L'ex-entrepreneur en construction Lino Zambito a organisé en l'honneur de la ministre Nathalie Normandeau une activité de financement qui a rapporté 110 000 $ au Parti libéral du Québec (PLQ), en 2008. La totalité de cette somme provenait de contributions illégales, qui ont été versées principalement par des firmes de génie qui ont utilisé des prête-noms, a affirmé M. Zambito.

Ces révélations faites la semaine dernière par l'ex-entrepreneur en construction étaient visées par une ordonnance de non-publication qui a été partiellement levée hier.

Le procureur de la Commission a par ailleurs produit un extrait des déclarations du PLQ au Directeur général des élections, dans lequel le Parti déclare avoir encaissé 77 500$ lors de cette activité, qui s'est déroulée en janvier 2008 au restaurant L'Unique, à Laval, en présence de nombreux maires et mairesses qui n'ont pas déboursé un sou pour se trouver là.

Jeudi dernier, devant la commission Charbonneau, le témoin-vedette a longuement raconté comment il s'est introduit dans l'entourage de la ministre des Affaires municipales de l'époque, en 2007-2008, en multipliant les présences dans des activités de financement, en lui offrant une loge d'entreprise au Centre Bell pour un spectacle de Céline Dion et en lui envoyant 40 roses pour son 40e anniversaire.

Mais, de façon plus générale, le témoin-vedette de la Commission a décrit de quelle façon des bureaux d'avocats et d'ingénieurs organisent les élections, préparent les plans et devis des travaux de voirie et en font la surveillance, ce qui leur permet d'accorder des extras, prévus d'avance, sur lesquels ils touchent leur part de même que les entrepreneurs. Et comment, surtout, une partie des fonds générés par ces manoeuvres s'est retrouvée dans les coffres du Parti libéral du Québec.

«Moi, je n'ai jamais vu, rarement vu des bureaux d'ingénieurs piger dans leurs poches pour contribuer à des campagnes électorales, affirme-t-il. On se retourne tout le temps vers l'entrepreneur: "Écoute, ça me prend tant, je vais te le passer en extra, tu me le redonnas en liquide, tu vas être payé, et tout le monde est heureux." C'est une chaîne qui se tient.»

■ Consigne
Recopiez le texte sur le témoignage de Lino Zambito entre « Mais, de façon » et « libéral du Québec. », bornes incluses.

Lignes d'un jeu de données:
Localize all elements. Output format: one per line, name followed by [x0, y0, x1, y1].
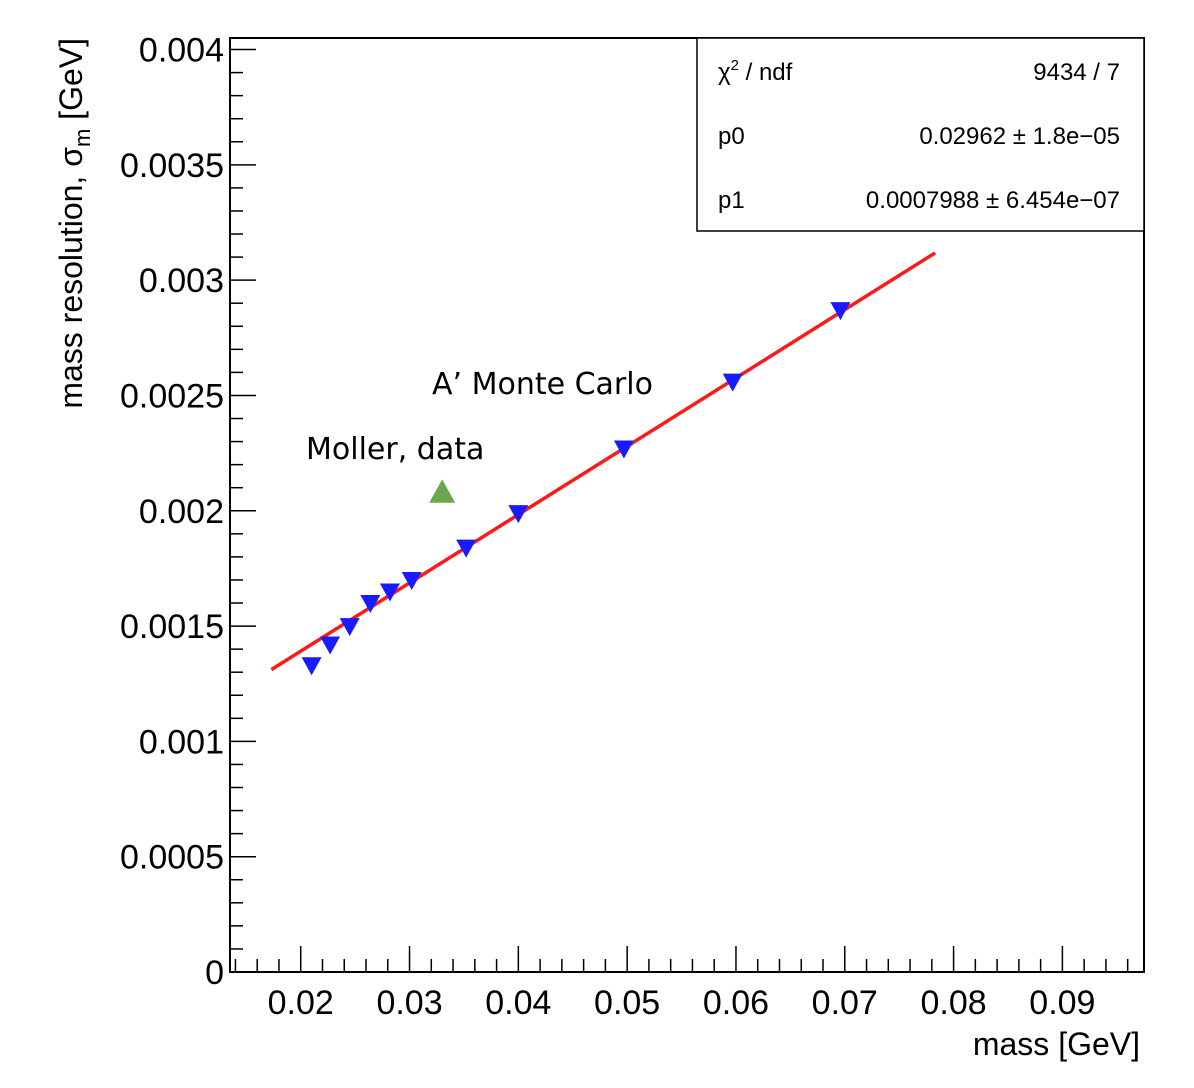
x-tick-label: 0.06 — [703, 984, 769, 1022]
annotation-moller-data: Moller, data — [306, 432, 484, 467]
data-markers — [301, 302, 851, 676]
y-tick-label: 0.003 — [139, 262, 224, 300]
annotation-monte-carlo: A’ Monte Carlo — [432, 367, 653, 402]
y-axis-title-unit: [GeV] — [53, 38, 89, 129]
x-tick-label: 0.04 — [485, 984, 551, 1022]
plot-frame — [229, 37, 1145, 973]
y-axis-title: mass resolution, σm [GeV] — [53, 38, 95, 409]
x-tick-label: 0.09 — [1029, 984, 1095, 1022]
stats-row-chi2-value: 9434 / 7 — [1033, 59, 1120, 86]
mc-point — [722, 373, 743, 392]
stats-row-p1-value: 0.0007988 ± 6.454e−07 — [866, 187, 1120, 214]
fit-stats-box: χ2 / ndf 9434 / 7 p0 0.02962 ± 1.8e−05 p… — [696, 37, 1145, 232]
stats-row-chi2-label: χ2 / ndf — [718, 57, 793, 86]
y-tick-label: 0.0015 — [120, 608, 224, 646]
mc-point — [320, 636, 341, 655]
mc-point — [301, 657, 322, 676]
y-tick-label: 0.0025 — [120, 377, 224, 415]
fit-line — [270, 251, 937, 672]
y-tick-label: 0.0005 — [120, 839, 224, 877]
y-tick-label: 0.0035 — [120, 147, 224, 185]
stats-box-frame — [696, 37, 1145, 232]
x-tick-label: 0.08 — [920, 984, 986, 1022]
axis-ticks — [230, 48, 1129, 973]
mc-point — [360, 595, 381, 614]
mc-point — [379, 583, 400, 602]
y-tick-label: 0.001 — [139, 723, 224, 761]
moller-point — [429, 479, 456, 503]
x-tick-label: 0.02 — [268, 984, 334, 1022]
y-axis-title-subscript: m — [70, 129, 95, 147]
tick-labels: 0.02 0.03 0.04 0.05 0.06 0.07 0.08 0.09 0 0.0005 0… — [120, 32, 1095, 1022]
y-tick-label: 0.004 — [139, 32, 224, 70]
mc-point — [508, 505, 529, 524]
chi-label-rest: / ndf — [739, 59, 793, 86]
mc-point — [456, 539, 477, 558]
chi-superscript: 2 — [731, 57, 739, 74]
x-tick-label: 0.05 — [594, 984, 660, 1022]
y-tick-label: 0 — [205, 954, 224, 992]
mc-point — [401, 571, 422, 590]
x-tick-label: 0.07 — [812, 984, 878, 1022]
stats-row-p0-label: p0 — [718, 123, 745, 150]
x-tick-label: 0.03 — [376, 984, 442, 1022]
stats-row-p0-value: 0.02962 ± 1.8e−05 — [919, 123, 1120, 150]
x-axis-title: mass [GeV] — [973, 1026, 1140, 1062]
y-axis-title-main: mass resolution, σ — [53, 147, 89, 409]
chi-label: χ — [718, 59, 731, 86]
mc-point — [613, 440, 634, 459]
mc-point — [339, 618, 360, 637]
y-tick-label: 0.002 — [139, 493, 224, 531]
stats-row-p1-label: p1 — [718, 187, 745, 214]
mc-point — [830, 302, 851, 321]
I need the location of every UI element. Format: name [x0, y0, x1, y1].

■ Réponse
Mais, de façon plus générale, le témoin-vedette de la Commission a décrit de quelle façon des bureaux d'avocats et d'ingénieurs organisent les élections, préparent les plans et devis des travaux de voirie et en font la surveillance, ce qui leur permet d'accorder des extras, prévus d'avance, sur lesquels ils touchent leur part de même que les entrepreneurs. Et comment, surtout, une partie des fonds générés par ces manoeuvres s'est retrouvée dans les coffres du Parti libéral du Québec.